— START —

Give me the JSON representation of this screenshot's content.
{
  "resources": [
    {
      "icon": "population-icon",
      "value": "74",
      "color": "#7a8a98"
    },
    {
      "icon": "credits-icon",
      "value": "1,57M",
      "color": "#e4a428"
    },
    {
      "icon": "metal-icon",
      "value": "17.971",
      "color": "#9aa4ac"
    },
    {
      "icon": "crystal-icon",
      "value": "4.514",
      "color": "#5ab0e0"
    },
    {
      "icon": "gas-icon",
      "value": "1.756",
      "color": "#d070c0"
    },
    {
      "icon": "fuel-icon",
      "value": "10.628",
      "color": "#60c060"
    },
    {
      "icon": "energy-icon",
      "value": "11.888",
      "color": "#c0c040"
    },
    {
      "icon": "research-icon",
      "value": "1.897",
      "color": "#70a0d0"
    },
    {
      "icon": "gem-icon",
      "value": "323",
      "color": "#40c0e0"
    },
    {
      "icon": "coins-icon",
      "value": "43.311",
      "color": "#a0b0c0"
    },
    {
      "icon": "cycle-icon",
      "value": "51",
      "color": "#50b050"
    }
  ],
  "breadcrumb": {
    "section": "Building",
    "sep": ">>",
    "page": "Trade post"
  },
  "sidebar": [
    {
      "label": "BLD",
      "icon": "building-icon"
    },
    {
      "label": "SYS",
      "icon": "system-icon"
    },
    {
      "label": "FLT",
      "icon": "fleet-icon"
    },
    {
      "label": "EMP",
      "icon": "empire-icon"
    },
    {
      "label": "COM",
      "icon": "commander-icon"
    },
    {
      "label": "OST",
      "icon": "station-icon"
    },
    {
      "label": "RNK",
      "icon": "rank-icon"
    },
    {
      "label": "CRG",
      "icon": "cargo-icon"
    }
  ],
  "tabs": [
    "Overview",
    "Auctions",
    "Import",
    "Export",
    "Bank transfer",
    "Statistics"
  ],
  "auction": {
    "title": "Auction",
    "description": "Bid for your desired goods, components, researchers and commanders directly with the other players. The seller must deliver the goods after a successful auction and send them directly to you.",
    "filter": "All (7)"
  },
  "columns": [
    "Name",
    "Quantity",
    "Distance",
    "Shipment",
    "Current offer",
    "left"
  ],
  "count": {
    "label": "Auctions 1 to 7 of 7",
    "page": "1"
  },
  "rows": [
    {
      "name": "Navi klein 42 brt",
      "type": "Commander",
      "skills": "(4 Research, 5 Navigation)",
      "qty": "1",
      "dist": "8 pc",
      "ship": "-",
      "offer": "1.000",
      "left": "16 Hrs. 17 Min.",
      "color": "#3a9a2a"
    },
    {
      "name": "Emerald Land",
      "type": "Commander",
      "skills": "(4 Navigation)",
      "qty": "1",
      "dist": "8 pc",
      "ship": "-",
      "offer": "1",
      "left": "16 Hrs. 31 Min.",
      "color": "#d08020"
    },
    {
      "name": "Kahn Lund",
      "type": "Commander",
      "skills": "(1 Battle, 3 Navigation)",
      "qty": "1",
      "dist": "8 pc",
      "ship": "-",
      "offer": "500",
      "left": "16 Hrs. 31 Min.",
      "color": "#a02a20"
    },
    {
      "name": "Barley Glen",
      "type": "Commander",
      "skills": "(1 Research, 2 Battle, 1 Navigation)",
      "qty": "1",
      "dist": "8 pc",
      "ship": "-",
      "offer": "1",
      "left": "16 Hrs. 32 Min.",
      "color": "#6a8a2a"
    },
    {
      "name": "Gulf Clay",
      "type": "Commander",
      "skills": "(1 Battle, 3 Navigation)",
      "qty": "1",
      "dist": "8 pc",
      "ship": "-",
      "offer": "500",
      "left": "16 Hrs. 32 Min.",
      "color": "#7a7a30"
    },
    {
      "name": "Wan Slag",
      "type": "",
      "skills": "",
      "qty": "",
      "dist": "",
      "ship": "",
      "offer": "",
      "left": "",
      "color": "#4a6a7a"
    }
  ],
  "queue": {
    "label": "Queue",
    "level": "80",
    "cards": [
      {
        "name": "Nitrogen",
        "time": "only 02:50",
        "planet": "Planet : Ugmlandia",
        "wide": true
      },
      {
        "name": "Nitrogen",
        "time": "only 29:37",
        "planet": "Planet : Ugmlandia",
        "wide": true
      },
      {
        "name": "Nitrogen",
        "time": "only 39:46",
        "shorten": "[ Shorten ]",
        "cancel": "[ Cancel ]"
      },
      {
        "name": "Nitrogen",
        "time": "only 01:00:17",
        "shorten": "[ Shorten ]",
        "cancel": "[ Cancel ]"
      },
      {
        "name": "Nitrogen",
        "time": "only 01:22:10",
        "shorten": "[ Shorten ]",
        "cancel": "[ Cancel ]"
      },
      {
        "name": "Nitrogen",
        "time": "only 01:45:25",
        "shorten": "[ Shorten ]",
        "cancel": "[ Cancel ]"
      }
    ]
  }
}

— END —
— START —

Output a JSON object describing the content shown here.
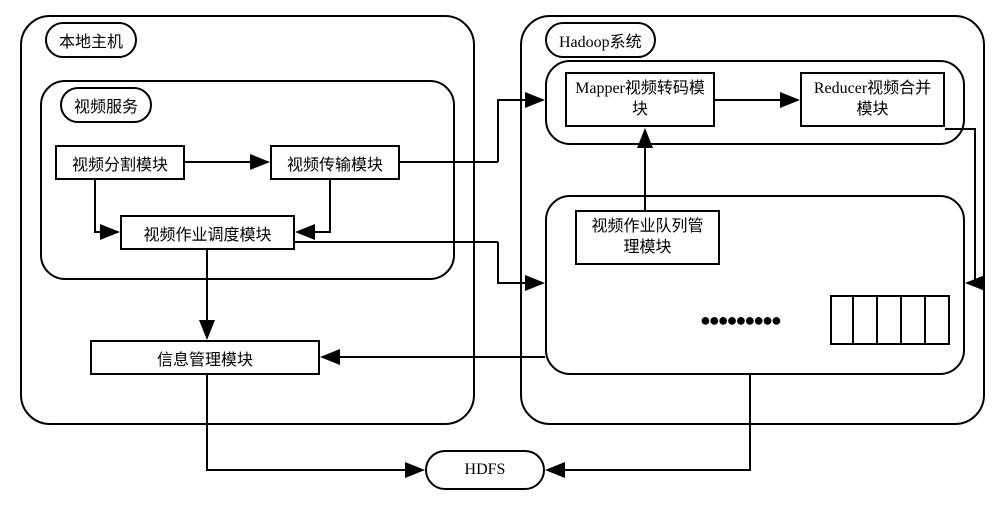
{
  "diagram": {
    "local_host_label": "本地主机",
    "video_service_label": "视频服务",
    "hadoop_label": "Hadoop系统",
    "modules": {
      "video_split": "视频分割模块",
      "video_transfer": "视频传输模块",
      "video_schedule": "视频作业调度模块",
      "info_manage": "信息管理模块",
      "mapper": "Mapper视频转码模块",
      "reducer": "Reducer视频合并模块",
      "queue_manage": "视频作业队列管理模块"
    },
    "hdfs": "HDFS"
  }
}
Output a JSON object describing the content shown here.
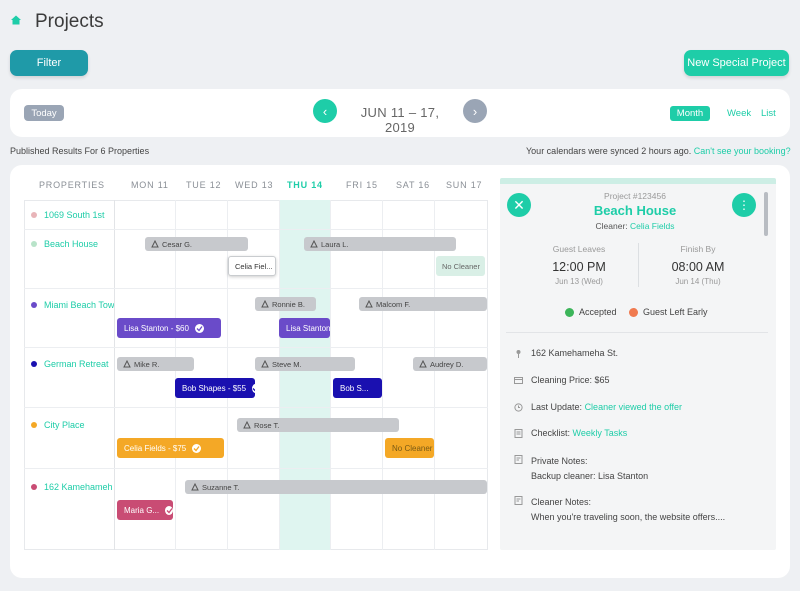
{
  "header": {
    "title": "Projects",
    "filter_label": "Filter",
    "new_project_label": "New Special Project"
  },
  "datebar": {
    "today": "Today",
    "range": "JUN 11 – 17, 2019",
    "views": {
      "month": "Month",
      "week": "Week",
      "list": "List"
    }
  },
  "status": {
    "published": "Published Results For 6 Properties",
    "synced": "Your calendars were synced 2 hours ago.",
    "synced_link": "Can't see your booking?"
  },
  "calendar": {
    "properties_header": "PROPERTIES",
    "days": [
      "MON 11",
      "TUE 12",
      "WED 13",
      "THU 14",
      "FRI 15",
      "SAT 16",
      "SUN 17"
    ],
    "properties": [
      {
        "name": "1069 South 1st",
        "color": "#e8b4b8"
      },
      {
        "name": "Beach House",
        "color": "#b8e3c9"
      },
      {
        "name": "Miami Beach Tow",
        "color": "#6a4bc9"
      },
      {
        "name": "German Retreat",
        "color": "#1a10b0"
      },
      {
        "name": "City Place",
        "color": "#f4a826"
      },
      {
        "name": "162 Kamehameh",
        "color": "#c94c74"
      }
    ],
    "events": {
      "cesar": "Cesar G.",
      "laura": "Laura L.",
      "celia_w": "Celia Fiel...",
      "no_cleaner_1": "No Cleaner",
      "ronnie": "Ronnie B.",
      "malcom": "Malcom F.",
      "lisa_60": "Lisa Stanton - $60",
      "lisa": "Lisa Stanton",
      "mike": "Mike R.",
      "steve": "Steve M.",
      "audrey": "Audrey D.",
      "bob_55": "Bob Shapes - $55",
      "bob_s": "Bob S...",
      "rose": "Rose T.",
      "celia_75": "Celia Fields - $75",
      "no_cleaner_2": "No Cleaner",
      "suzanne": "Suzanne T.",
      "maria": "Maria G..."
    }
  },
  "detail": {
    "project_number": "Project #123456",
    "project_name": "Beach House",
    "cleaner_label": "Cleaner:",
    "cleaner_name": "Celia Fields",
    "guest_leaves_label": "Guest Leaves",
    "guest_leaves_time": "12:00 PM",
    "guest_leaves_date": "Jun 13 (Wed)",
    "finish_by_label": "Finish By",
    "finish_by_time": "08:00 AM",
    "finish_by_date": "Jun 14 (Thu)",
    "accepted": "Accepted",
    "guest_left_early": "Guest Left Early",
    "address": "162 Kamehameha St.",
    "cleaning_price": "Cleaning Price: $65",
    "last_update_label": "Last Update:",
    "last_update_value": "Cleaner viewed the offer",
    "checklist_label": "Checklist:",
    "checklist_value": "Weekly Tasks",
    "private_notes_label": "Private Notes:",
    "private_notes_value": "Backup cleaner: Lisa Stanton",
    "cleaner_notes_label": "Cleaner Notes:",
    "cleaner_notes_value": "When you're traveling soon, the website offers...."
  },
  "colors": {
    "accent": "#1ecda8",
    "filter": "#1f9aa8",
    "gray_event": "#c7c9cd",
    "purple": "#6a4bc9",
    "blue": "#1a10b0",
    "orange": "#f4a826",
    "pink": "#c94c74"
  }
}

— END —

Filter the entries down to the lines with the word "House" in them.

        "name": "Beach House",
    "project_name": "Beach House",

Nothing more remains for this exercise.